OBJECTIVE: In the records, from the first line through the line containing "ayuda-label: Ayuda [590,613,624,627]", change "Probar conexión" to "Test connection". Reproduce those lines with nothing else altered.

----- LISTED RECORDS -----

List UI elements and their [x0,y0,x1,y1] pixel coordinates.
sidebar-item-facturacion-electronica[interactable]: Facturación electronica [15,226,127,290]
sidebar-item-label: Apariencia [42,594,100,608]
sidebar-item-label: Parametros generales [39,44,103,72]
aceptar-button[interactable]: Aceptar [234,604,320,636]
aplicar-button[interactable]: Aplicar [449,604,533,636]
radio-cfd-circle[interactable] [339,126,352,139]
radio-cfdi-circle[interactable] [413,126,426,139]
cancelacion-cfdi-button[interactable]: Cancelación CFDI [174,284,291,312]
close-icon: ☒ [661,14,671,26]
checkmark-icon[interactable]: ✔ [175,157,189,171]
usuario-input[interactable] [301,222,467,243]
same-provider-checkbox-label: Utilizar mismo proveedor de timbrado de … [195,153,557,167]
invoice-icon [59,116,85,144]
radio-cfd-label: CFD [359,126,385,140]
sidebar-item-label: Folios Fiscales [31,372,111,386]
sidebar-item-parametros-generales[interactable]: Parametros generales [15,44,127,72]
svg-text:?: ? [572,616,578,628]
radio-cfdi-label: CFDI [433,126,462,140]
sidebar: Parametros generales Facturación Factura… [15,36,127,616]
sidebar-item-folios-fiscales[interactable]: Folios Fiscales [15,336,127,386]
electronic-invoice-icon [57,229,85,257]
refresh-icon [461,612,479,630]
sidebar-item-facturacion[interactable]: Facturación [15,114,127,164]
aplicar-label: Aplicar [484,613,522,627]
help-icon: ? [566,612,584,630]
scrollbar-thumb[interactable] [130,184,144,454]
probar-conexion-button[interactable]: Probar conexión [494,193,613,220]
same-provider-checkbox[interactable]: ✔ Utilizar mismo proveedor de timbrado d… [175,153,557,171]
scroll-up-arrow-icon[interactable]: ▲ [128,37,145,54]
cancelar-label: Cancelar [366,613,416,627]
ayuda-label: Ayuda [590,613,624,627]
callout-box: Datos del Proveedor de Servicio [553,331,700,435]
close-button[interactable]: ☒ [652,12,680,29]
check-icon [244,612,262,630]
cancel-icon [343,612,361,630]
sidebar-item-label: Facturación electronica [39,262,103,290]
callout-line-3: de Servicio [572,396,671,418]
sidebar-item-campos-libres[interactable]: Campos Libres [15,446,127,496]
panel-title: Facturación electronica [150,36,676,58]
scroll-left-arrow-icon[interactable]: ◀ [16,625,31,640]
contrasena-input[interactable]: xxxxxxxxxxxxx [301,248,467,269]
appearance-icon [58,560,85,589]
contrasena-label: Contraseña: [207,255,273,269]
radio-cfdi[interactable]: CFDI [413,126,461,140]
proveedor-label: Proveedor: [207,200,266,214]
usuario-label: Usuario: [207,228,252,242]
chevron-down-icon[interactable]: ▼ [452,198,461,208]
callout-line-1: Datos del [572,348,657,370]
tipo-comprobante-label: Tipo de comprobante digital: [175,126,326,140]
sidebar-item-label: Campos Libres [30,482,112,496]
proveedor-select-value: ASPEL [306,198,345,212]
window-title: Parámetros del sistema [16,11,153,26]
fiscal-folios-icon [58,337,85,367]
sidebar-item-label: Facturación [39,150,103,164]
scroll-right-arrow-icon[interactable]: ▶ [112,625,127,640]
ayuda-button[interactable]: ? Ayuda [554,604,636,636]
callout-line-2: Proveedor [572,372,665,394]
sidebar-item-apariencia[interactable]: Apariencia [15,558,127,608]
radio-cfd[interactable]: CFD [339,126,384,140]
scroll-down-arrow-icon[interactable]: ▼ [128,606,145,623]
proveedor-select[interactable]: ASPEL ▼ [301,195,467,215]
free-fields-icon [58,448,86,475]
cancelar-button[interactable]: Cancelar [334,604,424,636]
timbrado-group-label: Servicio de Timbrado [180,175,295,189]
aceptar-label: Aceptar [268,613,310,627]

-----

COMPLETE ANSWER:
List UI elements and their [x0,y0,x1,y1] pixel coordinates.
sidebar-item-facturacion-electronica[interactable]: Facturación electronica [15,226,127,290]
sidebar-item-label: Apariencia [42,594,100,608]
sidebar-item-label: Parametros generales [39,44,103,72]
aceptar-button[interactable]: Aceptar [234,604,320,636]
aplicar-button[interactable]: Aplicar [449,604,533,636]
radio-cfd-circle[interactable] [339,126,352,139]
radio-cfdi-circle[interactable] [413,126,426,139]
cancelacion-cfdi-button[interactable]: Cancelación CFDI [174,284,291,312]
close-icon: ☒ [661,14,671,26]
checkmark-icon[interactable]: ✔ [175,157,189,171]
usuario-input[interactable] [301,222,467,243]
same-provider-checkbox-label: Utilizar mismo proveedor de timbrado de … [195,153,557,167]
invoice-icon [59,116,85,144]
radio-cfd-label: CFD [359,126,385,140]
sidebar-item-label: Folios Fiscales [31,372,111,386]
sidebar-item-parametros-generales[interactable]: Parametros generales [15,44,127,72]
svg-text:?: ? [572,616,578,628]
radio-cfdi-label: CFDI [433,126,462,140]
sidebar: Parametros generales Facturación Factura… [15,36,127,616]
sidebar-item-folios-fiscales[interactable]: Folios Fiscales [15,336,127,386]
electronic-invoice-icon [57,229,85,257]
refresh-icon [461,612,479,630]
sidebar-item-facturacion[interactable]: Facturación [15,114,127,164]
aplicar-label: Aplicar [484,613,522,627]
help-icon: ? [566,612,584,630]
scrollbar-thumb[interactable] [130,184,144,454]
probar-conexion-button[interactable]: Test connection [494,193,613,220]
same-provider-checkbox[interactable]: ✔ Utilizar mismo proveedor de timbrado d… [175,153,557,171]
scroll-up-arrow-icon[interactable]: ▲ [128,37,145,54]
cancelar-label: Cancelar [366,613,416,627]
ayuda-label: Ayuda [590,613,624,627]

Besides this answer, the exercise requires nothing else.